>> Begin GIVEN ENTRIES

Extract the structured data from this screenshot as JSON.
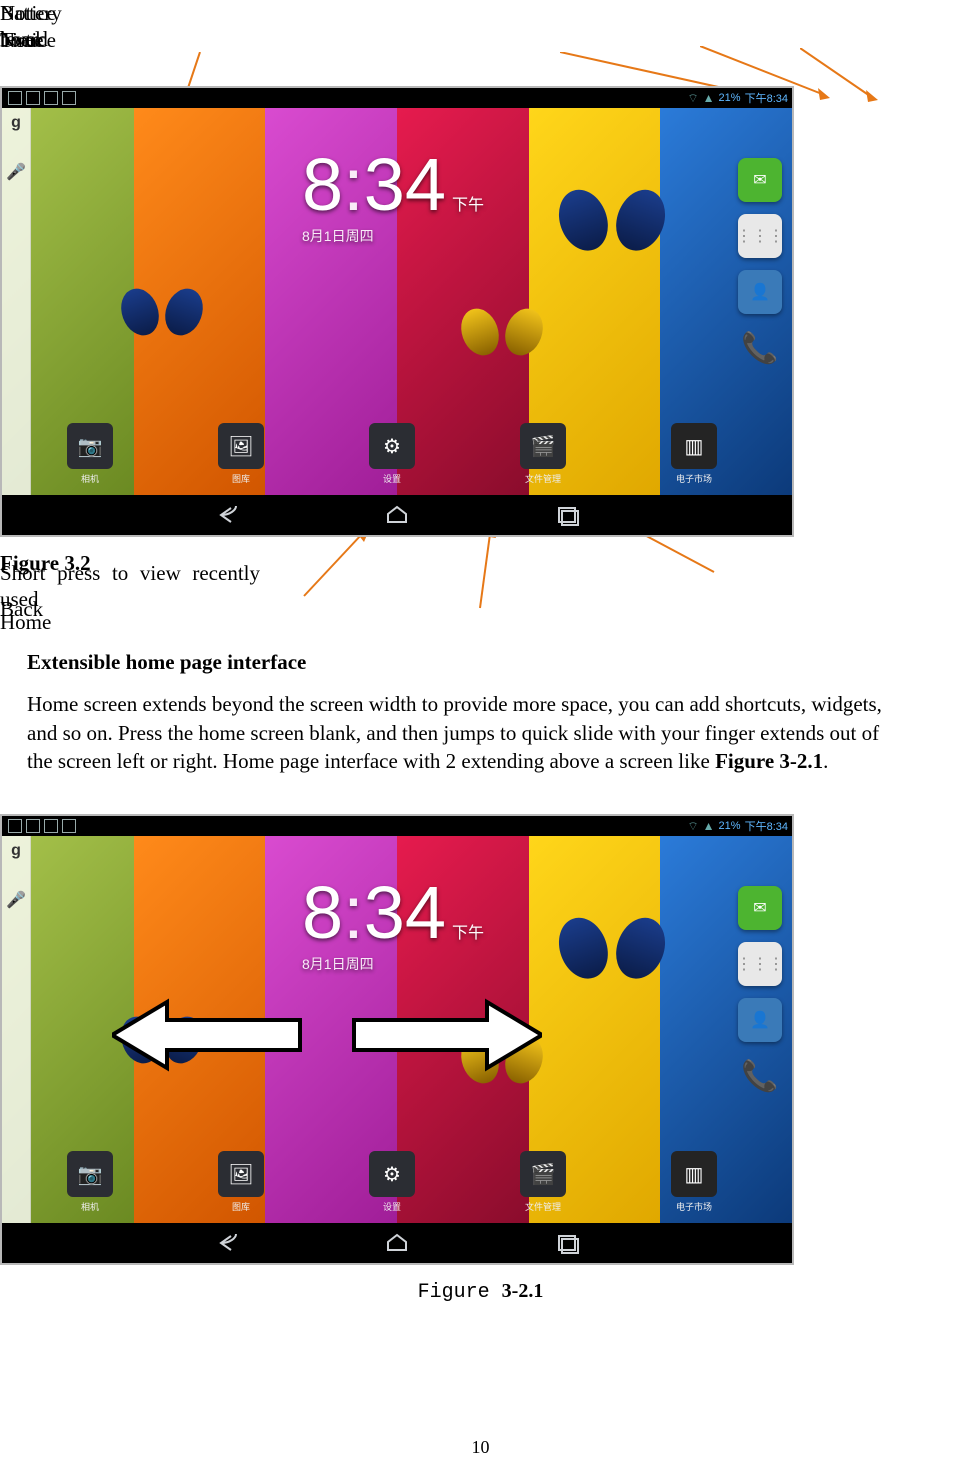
{
  "callouts": {
    "search": "search",
    "notice_board": "Notice board",
    "notice": "Notice",
    "battery": "Battery level",
    "time": "Time",
    "back": "Back",
    "home": "Home",
    "recent": "Short press to view recently used",
    "fig32": "Figure 3.2"
  },
  "status": {
    "battery_pct": "21%",
    "time": "8:34",
    "time_prefix": "下午"
  },
  "clock": {
    "h": "8",
    "m": "34",
    "ampm": "下午",
    "date": "8月1日周四"
  },
  "dock": {
    "camera": "相机",
    "gallery": "图库",
    "settings": "设置",
    "files": "文件管理",
    "market": "电子市场"
  },
  "content": {
    "heading": "Extensible home page interface",
    "para_a": "Home screen extends beyond the screen width to provide more space, you can add shortcuts, widgets, and so on. Press the home screen blank, and then jumps to quick slide with your finger extends out of the screen left or right. Home page interface with 2 extending above a screen like ",
    "para_ref": "Figure 3-2.1",
    "para_end": "."
  },
  "fig2": {
    "lead": "Figure ",
    "num": "3-2.1"
  },
  "page_number": "10"
}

>> End GIVEN ENTRIES

*DIRECTIVE:* Keep only the lines that hold the string "interface", and copy them out.

*RESULT:*
    "heading": "Extensible home page interface",
    "para_a": "Home screen extends beyond the screen width to provide more space, you can add shortcuts, widgets, and so on. Press the home screen blank, and then jumps to quick slide with your finger extends out of the screen left or right. Home page interface with 2 extending above a screen like ",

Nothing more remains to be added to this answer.